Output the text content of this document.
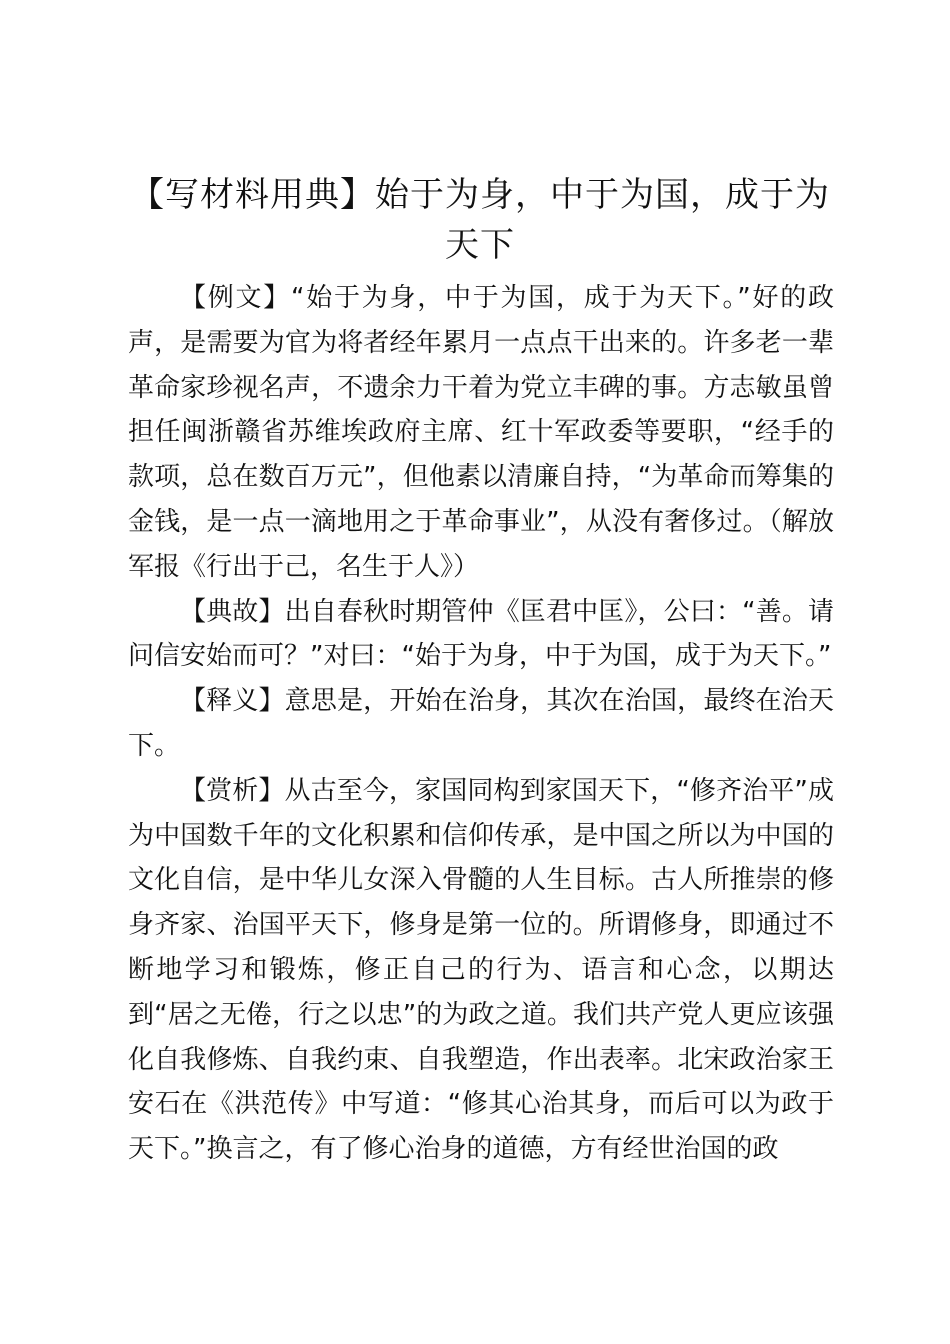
【写材料用典】始于为身，中于为国，成于为天下

【例文】“始于为身，中于为国，成于为天下。”好的政声，是需要为官为将者经年累月一点点干出来的。许多老一辈革命家珍视名声，不遗余力干着为党立丰碑的事。方志敏虽曾担任闽浙赣省苏维埃政府主席、红十军政委等要职，“经手的款项，总在数百万元”，但他素以清廉自持，“为革命而筹集的金钱，是一点一滴地用之于革命事业”，从没有奢侈过。（解放军报《行出于己，名生于人》）

【典故】出自春秋时期管仲《匡君中匡》，公曰：“善。请问信安始而可？”对曰：“始于为身，中于为国，成于为天下。”

【释义】意思是，开始在治身，其次在治国，最终在治天下。

【赏析】从古至今，家国同构到家国天下，“修齐治平”成为中国数千年的文化积累和信仰传承，是中国之所以为中国的文化自信，是中华儿女深入骨髓的人生目标。古人所推崇的修身齐家、治国平天下，修身是第一位的。所谓修身，即通过不断地学习和锻炼，修正自己的行为、语言和心念，以期达到“居之无倦，行之以忠”的为政之道。我们共产党人更应该强化自我修炼、自我约束、自我塑造，作出表率。北宋政治家王安石在《洪范传》中写道：“修其心治其身，而后可以为政于天下。”换言之，有了修心治身的道德，方有经世治国的政
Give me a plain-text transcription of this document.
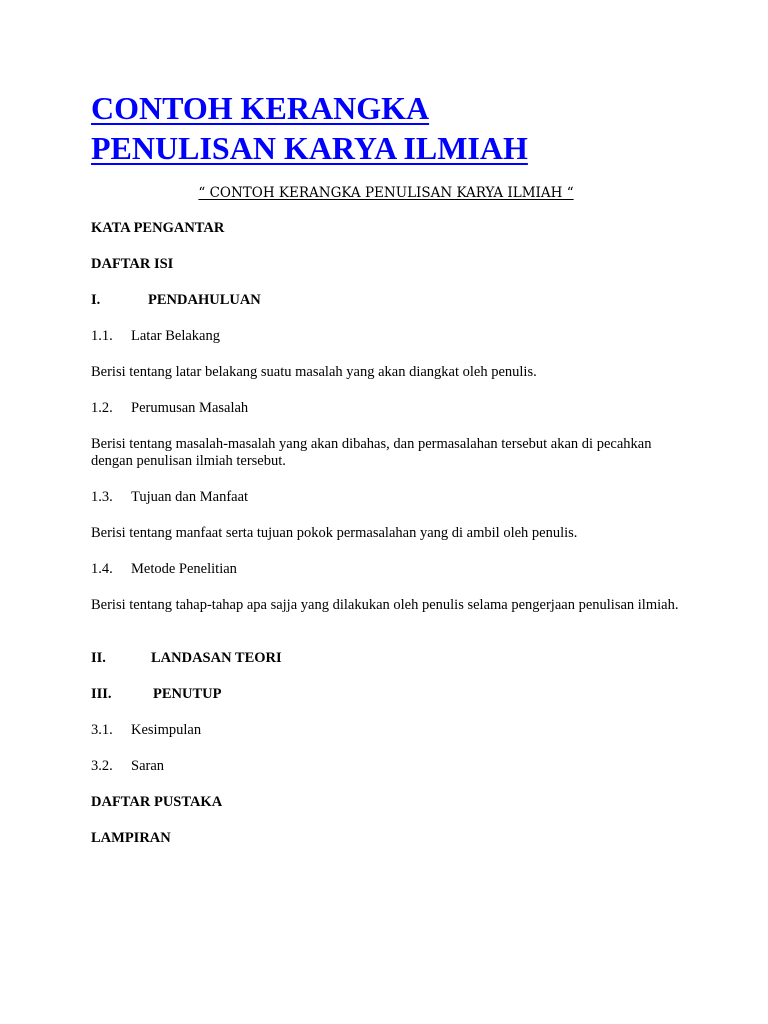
CONTOH KERANGKA PENULISAN KARYA ILMIAH

“ CONTOH KERANGKA PENULISAN KARYA ILMIAH “

KATA PENGANTAR

DAFTAR ISI

I.	PENDAHULUAN

1.1. Latar Belakang

Berisi tentang latar belakang suatu masalah yang akan diangkat oleh penulis.

1.2. Perumusan Masalah

Berisi tentang masalah-masalah yang akan dibahas, dan permasalahan tersebut akan di pecahkan dengan penulisan ilmiah tersebut.

1.3. Tujuan dan Manfaat

Berisi tentang manfaat serta tujuan pokok permasalahan yang di ambil oleh penulis.

1.4. Metode Penelitian

Berisi tentang tahap-tahap apa sajja yang dilakukan oleh penulis selama pengerjaan penulisan ilmiah.

II.	LANDASAN TEORI

III.	PENUTUP

3.1. Kesimpulan

3.2. Saran

DAFTAR PUSTAKA

LAMPIRAN
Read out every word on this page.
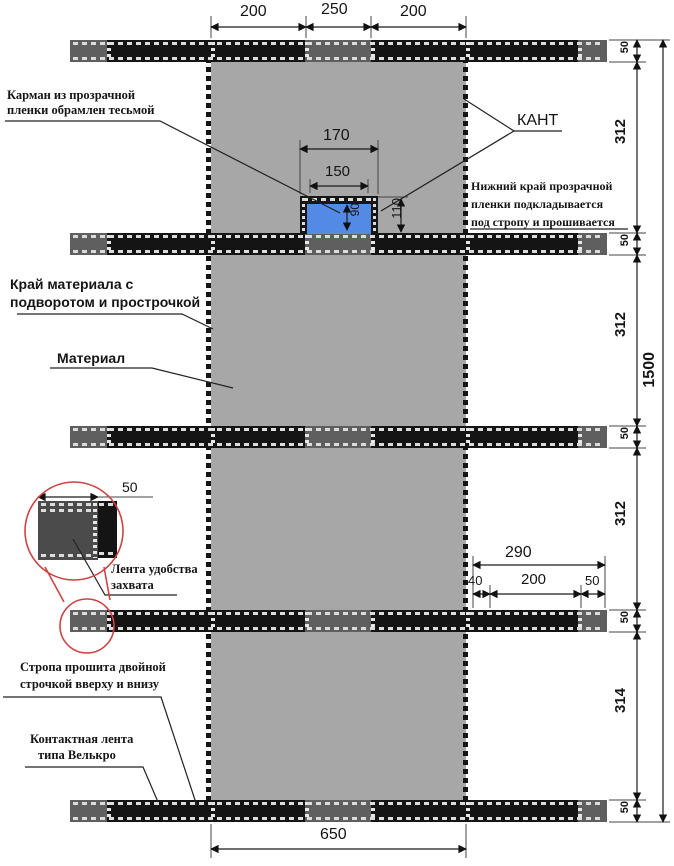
200	250	200
170
150
90 110
50
312
50
312
50
312
50
314
50
1500
290
40	200	50
650
50
Карман из прозрачной
пленки обрамлен тесьмой
КАНТ
Нижний край прозрачной
пленки подкладывается
под стропу и прошивается
Край материала с
подворотом и прострочкой
Материал
Лента удобства
захвата
Стропа прошита двойной
строчкой вверху и внизу
Контактная лента
типа Велькро
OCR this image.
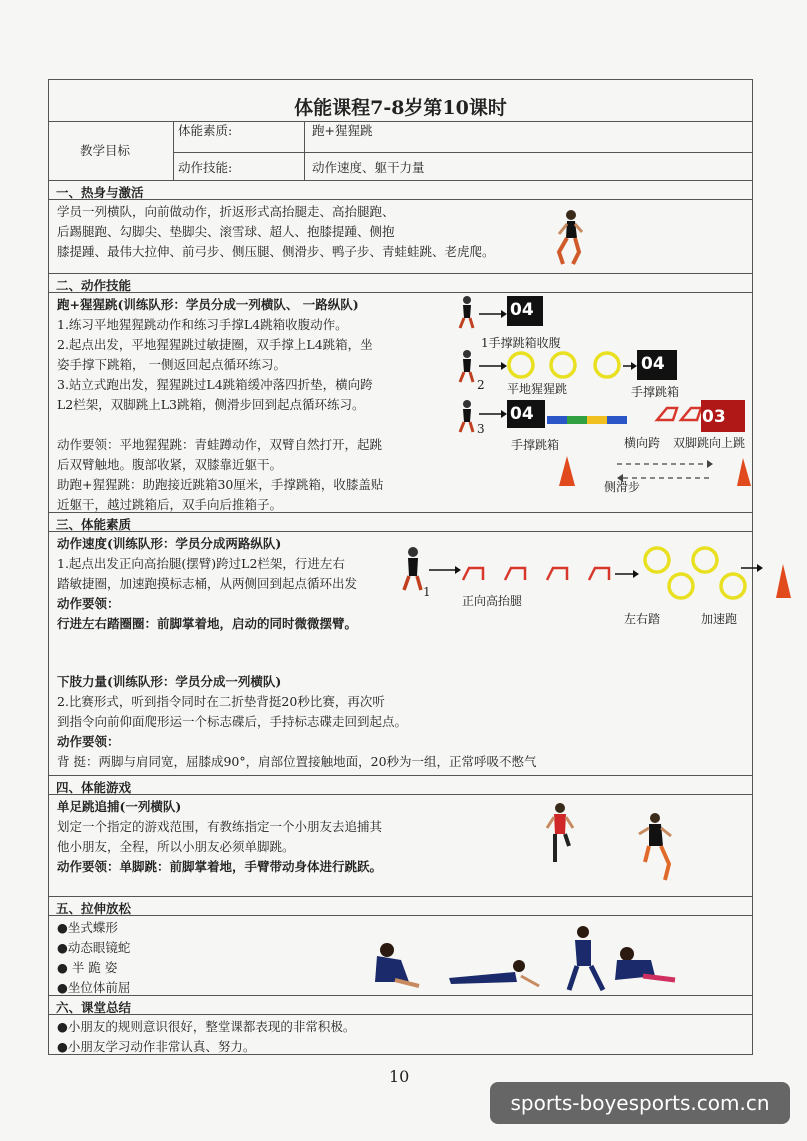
体能课程7-8岁第10课时
教学目标
体能素质:	跑+猩猩跳
动作技能:	动作速度、躯干力量
一、热身与激活
学员一列横队，向前做动作，折返形式高抬腿走、高抬腿跑、
后踢腿跑、勾脚尖、垫脚尖、滚雪球、超人、抱膝提踵、侧抱
膝提踵、最伟大拉伸、前弓步、侧压腿、侧滑步、鸭子步、青蛙蛙跳、老虎爬。
二、动作技能
跑+猩猩跳(训练队形：学员分成一列横队、 一路纵队)
1.练习平地猩猩跳动作和练习手撑L4跳箱收腹动作。
2.起点出发，平地猩猩跳过敏捷圈，双手撑上L4跳箱，坐
姿手撑下跳箱， 一侧返回起点循环练习。
3.站立式跑出发，猩猩跳过L4跳箱缓冲落四折垫，横向跨
L2栏架，双脚跳上L3跳箱，侧滑步回到起点循环练习。
动作要领：平地猩猩跳：青蛙蹲动作，双臂自然打开，起跳
后双臂触地。腹部收紧，双膝靠近躯干。
助跑+猩猩跳：助跑接近跳箱30厘米，手撑跳箱，收膝盖贴
近躯干，越过跳箱后，双手向后推箱子。
04
1手撑跳箱收腹
2 平地猩猩跳
04
手撑跳箱
3
04
手撑跳箱	横向跨 双脚跳向上跳
03
侧滑步
三、体能素质
动作速度(训练队形：学员分成两路纵队)
1.起点出发正向高抬腿(摆臂)跨过L2栏架，行进左右
踏敏捷圈，加速跑摸标志桶，从两侧回到起点循环出发
动作要领：
行进左右踏圈圈：前脚掌着地，启动的同时微微摆臂。
1
正向高抬腿
左右踏	加速跑
下肢力量(训练队形：学员分成一列横队)
2.比赛形式，听到指令同时在二折垫背挺20秒比赛，再次听
到指令向前仰面爬形运一个标志碟后，手持标志碟走回到起点。
动作要领：
背 挺：两脚与肩同宽，屈膝成90°，肩部位置接触地面，20秒为一组，正常呼吸不憋气
四、体能游戏
单足跳追捕(一列横队)
划定一个指定的游戏范围，有教练指定一个小朋友去追捕其
他小朋友，全程，所以小朋友必须单脚跳。
动作要领：单脚跳：前脚掌着地，手臂带动身体进行跳跃。
五、拉伸放松
●坐式蝶形
●动态眼镜蛇
● 半 跪 姿
●坐位体前屈
六、课堂总结
●小朋友的规则意识很好，整堂课都表现的非常积极。
●小朋友学习动作非常认真、努力。
10
sports-boyesports.com.cn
----------------
▸ **Short problem**
Ignore the images and quote every line of the listing exactly.

▸ **Exercise output**
Output the text content of this document.
【写材料用典】始于为身，中于为国，成于为天下

【例文】“始于为身，中于为国，成于为天下。”好的政声，是需要为官为将者经年累月一点点干出来的。许多老一辈革命家珍视名声，不遗余力干着为党立丰碑的事。方志敏虽曾担任闽浙赣省苏维埃政府主席、红十军政委等要职，“经手的款项，总在数百万元”，但他素以清廉自持，“为革命而筹集的金钱，是一点一滴地用之于革命事业”，从没有奢侈过。（解放军报《行出于己，名生于人》）

【典故】出自春秋时期管仲《匡君中匡》，公曰：“善。请问信安始而可？”对曰：“始于为身，中于为国，成于为天下。”

【释义】意思是，开始在治身，其次在治国，最终在治天下。

【赏析】从古至今，家国同构到家国天下，“修齐治平”成为中国数千年的文化积累和信仰传承，是中国之所以为中国的文化自信，是中华儿女深入骨髓的人生目标。古人所推崇的修身齐家、治国平天下，修身是第一位的。所谓修身，即通过不断地学习和锻炼，修正自己的行为、语言和心念，以期达到“居之无倦，行之以忠”的为政之道。我们共产党人更应该强化自我修炼、自我约束、自我塑造，作出表率。北宋政治家王安石在《洪范传》中写道：“修其心治其身，而后可以为政于天下。”换言之，有了修心治身的道德，方有经世治国的政
Give me a plain-text transcription of this document.
CONTOH KERANGKA PENULISAN KARYA ILMIAH

“ CONTOH KERANGKA PENULISAN KARYA ILMIAH “

KATA PENGANTAR

DAFTAR ISI

I.	PENDAHULUAN

1.1. Latar Belakang

Berisi tentang latar belakang suatu masalah yang akan diangkat oleh penulis.

1.2. Perumusan Masalah

Berisi tentang masalah-masalah yang akan dibahas, dan permasalahan tersebut akan di pecahkan dengan penulisan ilmiah tersebut.

1.3. Tujuan dan Manfaat

Berisi tentang manfaat serta tujuan pokok permasalahan yang di ambil oleh penulis.

1.4. Metode Penelitian

Berisi tentang tahap-tahap apa sajja yang dilakukan oleh penulis selama pengerjaan penulisan ilmiah.

II.	LANDASAN TEORI

III.	PENUTUP

3.1. Kesimpulan

3.2. Saran

DAFTAR PUSTAKA

LAMPIRAN
Read out every word on this page.
200	250	200
170
150
90 110
50
312
50
312
50
312
50
314
50
1500
290
40	200	50
650
50
Карман из прозрачной
пленки обрамлен тесьмой
КАНТ
Нижний край прозрачной
пленки подкладывается
под стропу и прошивается
Край материала с
подворотом и прострочкой
Материал
Лента удобства
захвата
Стропа прошита двойной
строчкой вверху и внизу
Контактная лента
типа Велькро
OCR this image.
体能课程7-8岁第10课时
教学目标
体能素质:	跑+猩猩跳
动作技能:	动作速度、躯干力量
一、热身与激活
学员一列横队，向前做动作，折返形式高抬腿走、高抬腿跑、
后踢腿跑、勾脚尖、垫脚尖、滚雪球、超人、抱膝提踵、侧抱
膝提踵、最伟大拉伸、前弓步、侧压腿、侧滑步、鸭子步、青蛙蛙跳、老虎爬。
二、动作技能
跑+猩猩跳(训练队形：学员分成一列横队、 一路纵队)
1.练习平地猩猩跳动作和练习手撑L4跳箱收腹动作。
2.起点出发，平地猩猩跳过敏捷圈，双手撑上L4跳箱，坐
姿手撑下跳箱， 一侧返回起点循环练习。
3.站立式跑出发，猩猩跳过L4跳箱缓冲落四折垫，横向跨
L2栏架，双脚跳上L3跳箱，侧滑步回到起点循环练习。
动作要领：平地猩猩跳：青蛙蹲动作，双臂自然打开，起跳
后双臂触地。腹部收紧，双膝靠近躯干。
助跑+猩猩跳：助跑接近跳箱30厘米，手撑跳箱，收膝盖贴
近躯干，越过跳箱后，双手向后推箱子。
04
1手撑跳箱收腹
2 平地猩猩跳
04
手撑跳箱
3
04
手撑跳箱	横向跨 双脚跳向上跳
03
侧滑步
三、体能素质
动作速度(训练队形：学员分成两路纵队)
1.起点出发正向高抬腿(摆臂)跨过L2栏架，行进左右
踏敏捷圈，加速跑摸标志桶，从两侧回到起点循环出发
动作要领：
行进左右踏圈圈：前脚掌着地，启动的同时微微摆臂。
1
正向高抬腿
左右踏	加速跑
下肢力量(训练队形：学员分成一列横队)
2.比赛形式，听到指令同时在二折垫背挺20秒比赛，再次听
到指令向前仰面爬形运一个标志碟后，手持标志碟走回到起点。
动作要领：
背 挺：两脚与肩同宽，屈膝成90°，肩部位置接触地面，20秒为一组，正常呼吸不憋气
四、体能游戏
单足跳追捕(一列横队)
划定一个指定的游戏范围，有教练指定一个小朋友去追捕其
他小朋友，全程，所以小朋友必须单脚跳。
动作要领：单脚跳：前脚掌着地，手臂带动身体进行跳跃。
五、拉伸放松
●坐式蝶形
●动态眼镜蛇
● 半 跪 姿
●坐位体前屈
六、课堂总结
●小朋友的规则意识很好，整堂课都表现的非常积极。
●小朋友学习动作非常认真、努力。
10
sports-boyesports.com.cn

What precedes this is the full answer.